Update the entries from the first line through the line containing "- front-sight[interactable]: [837, 100, 887, 175]" by changing "scene-canvas" to "model-canvas". Leave all other text as it is.

> [Region and label listings]:
+ + + + + + +
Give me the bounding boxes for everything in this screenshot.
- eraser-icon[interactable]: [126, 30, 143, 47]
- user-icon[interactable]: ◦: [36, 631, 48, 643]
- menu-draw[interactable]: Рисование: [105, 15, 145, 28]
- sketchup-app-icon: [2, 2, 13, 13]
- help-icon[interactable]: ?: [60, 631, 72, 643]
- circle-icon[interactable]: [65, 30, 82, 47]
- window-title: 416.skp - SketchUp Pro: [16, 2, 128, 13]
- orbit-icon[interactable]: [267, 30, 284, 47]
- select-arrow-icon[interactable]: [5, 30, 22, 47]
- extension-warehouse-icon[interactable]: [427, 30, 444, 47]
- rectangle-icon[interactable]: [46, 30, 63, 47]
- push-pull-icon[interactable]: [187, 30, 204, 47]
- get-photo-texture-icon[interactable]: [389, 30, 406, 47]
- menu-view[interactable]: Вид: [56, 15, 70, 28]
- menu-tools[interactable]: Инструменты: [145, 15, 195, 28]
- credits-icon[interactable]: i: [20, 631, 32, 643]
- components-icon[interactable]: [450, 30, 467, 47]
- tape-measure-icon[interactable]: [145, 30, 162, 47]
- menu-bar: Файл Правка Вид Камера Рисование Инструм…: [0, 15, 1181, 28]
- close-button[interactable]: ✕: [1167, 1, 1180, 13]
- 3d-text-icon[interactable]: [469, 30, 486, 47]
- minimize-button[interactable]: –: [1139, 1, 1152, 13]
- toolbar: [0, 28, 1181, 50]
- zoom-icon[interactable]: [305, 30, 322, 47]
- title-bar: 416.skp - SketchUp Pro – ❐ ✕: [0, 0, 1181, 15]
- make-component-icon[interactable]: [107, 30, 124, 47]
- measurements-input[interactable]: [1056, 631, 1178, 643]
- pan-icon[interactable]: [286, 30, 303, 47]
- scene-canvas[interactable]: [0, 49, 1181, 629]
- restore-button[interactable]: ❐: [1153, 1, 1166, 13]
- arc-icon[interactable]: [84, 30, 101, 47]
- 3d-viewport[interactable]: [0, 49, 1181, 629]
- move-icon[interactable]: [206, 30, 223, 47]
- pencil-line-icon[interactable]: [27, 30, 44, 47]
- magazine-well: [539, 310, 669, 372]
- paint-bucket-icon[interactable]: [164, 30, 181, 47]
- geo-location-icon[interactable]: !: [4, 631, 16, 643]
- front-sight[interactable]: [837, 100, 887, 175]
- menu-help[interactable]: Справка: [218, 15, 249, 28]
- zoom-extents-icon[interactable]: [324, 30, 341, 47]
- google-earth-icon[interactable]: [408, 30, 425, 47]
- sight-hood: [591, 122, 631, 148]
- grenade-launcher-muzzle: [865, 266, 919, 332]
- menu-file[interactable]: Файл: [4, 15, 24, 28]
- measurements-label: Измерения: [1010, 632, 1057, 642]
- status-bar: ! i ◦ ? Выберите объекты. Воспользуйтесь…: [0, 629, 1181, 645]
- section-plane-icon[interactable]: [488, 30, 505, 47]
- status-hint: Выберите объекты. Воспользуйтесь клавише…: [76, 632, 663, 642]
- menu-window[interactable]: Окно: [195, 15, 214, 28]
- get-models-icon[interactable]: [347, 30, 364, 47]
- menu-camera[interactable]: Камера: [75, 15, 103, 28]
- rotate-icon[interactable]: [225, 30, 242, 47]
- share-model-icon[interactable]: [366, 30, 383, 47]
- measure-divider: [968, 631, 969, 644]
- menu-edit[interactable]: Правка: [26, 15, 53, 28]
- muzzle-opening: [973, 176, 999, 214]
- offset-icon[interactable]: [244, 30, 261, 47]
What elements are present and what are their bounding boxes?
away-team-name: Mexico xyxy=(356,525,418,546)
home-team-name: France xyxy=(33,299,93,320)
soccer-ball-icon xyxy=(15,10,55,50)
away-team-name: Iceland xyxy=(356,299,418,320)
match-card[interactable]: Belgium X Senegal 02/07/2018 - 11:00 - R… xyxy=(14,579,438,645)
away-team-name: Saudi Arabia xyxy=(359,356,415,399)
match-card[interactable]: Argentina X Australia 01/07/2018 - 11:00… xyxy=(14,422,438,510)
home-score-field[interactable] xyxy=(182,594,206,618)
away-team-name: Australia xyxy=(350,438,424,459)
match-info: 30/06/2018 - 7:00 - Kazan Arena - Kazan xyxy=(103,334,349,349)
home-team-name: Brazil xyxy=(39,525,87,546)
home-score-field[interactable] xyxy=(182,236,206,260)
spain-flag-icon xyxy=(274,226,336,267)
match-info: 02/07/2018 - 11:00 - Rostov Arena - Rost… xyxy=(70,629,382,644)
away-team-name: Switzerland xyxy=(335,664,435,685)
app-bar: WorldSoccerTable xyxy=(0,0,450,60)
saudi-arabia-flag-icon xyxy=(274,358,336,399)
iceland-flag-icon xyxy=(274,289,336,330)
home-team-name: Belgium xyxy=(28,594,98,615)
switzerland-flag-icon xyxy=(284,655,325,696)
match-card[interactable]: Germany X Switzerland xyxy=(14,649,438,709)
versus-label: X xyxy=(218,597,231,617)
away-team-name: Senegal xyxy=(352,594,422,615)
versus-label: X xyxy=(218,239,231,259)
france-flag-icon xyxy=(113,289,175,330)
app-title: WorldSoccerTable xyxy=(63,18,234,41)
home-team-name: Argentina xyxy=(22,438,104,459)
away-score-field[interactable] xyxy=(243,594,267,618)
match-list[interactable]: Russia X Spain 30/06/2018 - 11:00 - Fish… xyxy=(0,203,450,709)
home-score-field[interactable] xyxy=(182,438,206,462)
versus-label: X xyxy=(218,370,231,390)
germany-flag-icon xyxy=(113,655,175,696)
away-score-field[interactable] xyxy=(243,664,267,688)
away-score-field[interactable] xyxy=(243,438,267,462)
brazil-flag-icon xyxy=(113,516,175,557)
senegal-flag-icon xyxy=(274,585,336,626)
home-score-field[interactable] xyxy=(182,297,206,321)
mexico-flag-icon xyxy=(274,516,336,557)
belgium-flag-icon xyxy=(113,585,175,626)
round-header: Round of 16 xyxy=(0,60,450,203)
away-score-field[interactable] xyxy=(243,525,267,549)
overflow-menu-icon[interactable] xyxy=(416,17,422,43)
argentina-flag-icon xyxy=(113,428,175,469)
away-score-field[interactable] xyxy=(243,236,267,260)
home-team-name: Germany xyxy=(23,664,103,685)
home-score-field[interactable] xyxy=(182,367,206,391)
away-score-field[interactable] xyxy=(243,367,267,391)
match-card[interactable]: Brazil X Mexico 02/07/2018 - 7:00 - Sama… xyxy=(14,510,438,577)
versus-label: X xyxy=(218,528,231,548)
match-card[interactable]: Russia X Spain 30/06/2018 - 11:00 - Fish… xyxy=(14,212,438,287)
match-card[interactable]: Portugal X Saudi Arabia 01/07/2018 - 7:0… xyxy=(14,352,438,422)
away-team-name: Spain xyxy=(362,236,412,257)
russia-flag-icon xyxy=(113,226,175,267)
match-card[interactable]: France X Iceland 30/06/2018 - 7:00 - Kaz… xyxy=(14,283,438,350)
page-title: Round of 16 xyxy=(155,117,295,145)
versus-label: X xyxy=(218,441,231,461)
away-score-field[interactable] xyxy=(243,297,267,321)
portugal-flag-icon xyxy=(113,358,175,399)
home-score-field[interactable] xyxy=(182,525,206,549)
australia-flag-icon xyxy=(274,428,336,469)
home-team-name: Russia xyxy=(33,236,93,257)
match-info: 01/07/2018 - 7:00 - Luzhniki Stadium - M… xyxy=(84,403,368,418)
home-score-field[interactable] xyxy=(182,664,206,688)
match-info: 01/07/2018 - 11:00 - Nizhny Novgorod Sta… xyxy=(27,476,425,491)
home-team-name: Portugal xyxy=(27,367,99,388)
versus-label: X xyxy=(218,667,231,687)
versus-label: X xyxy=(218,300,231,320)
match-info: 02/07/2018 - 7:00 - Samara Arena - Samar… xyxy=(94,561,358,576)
+ + + + + + +
> [CORRECT ANSWER]:
Give me the bounding boxes for everything in this screenshot.
- eraser-icon[interactable]: [126, 30, 143, 47]
- user-icon[interactable]: ◦: [36, 631, 48, 643]
- menu-draw[interactable]: Рисование: [105, 15, 145, 28]
- sketchup-app-icon: [2, 2, 13, 13]
- help-icon[interactable]: ?: [60, 631, 72, 643]
- circle-icon[interactable]: [65, 30, 82, 47]
- window-title: 416.skp - SketchUp Pro: [16, 2, 128, 13]
- orbit-icon[interactable]: [267, 30, 284, 47]
- select-arrow-icon[interactable]: [5, 30, 22, 47]
- extension-warehouse-icon[interactable]: [427, 30, 444, 47]
- rectangle-icon[interactable]: [46, 30, 63, 47]
- push-pull-icon[interactable]: [187, 30, 204, 47]
- get-photo-texture-icon[interactable]: [389, 30, 406, 47]
- menu-view[interactable]: Вид: [56, 15, 70, 28]
- menu-tools[interactable]: Инструменты: [145, 15, 195, 28]
- credits-icon[interactable]: i: [20, 631, 32, 643]
- components-icon[interactable]: [450, 30, 467, 47]
- tape-measure-icon[interactable]: [145, 30, 162, 47]
- menu-bar: Файл Правка Вид Камера Рисование Инструм…: [0, 15, 1181, 28]
- close-button[interactable]: ✕: [1167, 1, 1180, 13]
- 3d-text-icon[interactable]: [469, 30, 486, 47]
- minimize-button[interactable]: –: [1139, 1, 1152, 13]
- toolbar: [0, 28, 1181, 50]
- zoom-icon[interactable]: [305, 30, 322, 47]
- title-bar: 416.skp - SketchUp Pro – ❐ ✕: [0, 0, 1181, 15]
- make-component-icon[interactable]: [107, 30, 124, 47]
- measurements-input[interactable]: [1056, 631, 1178, 643]
- pan-icon[interactable]: [286, 30, 303, 47]
- model-canvas[interactable]: [0, 49, 1181, 629]
- restore-button[interactable]: ❐: [1153, 1, 1166, 13]
- arc-icon[interactable]: [84, 30, 101, 47]
- 3d-viewport[interactable]: [0, 49, 1181, 629]
- move-icon[interactable]: [206, 30, 223, 47]
- pencil-line-icon[interactable]: [27, 30, 44, 47]
- magazine-well: [539, 310, 669, 372]
- paint-bucket-icon[interactable]: [164, 30, 181, 47]
- geo-location-icon[interactable]: !: [4, 631, 16, 643]
- front-sight[interactable]: [837, 100, 887, 175]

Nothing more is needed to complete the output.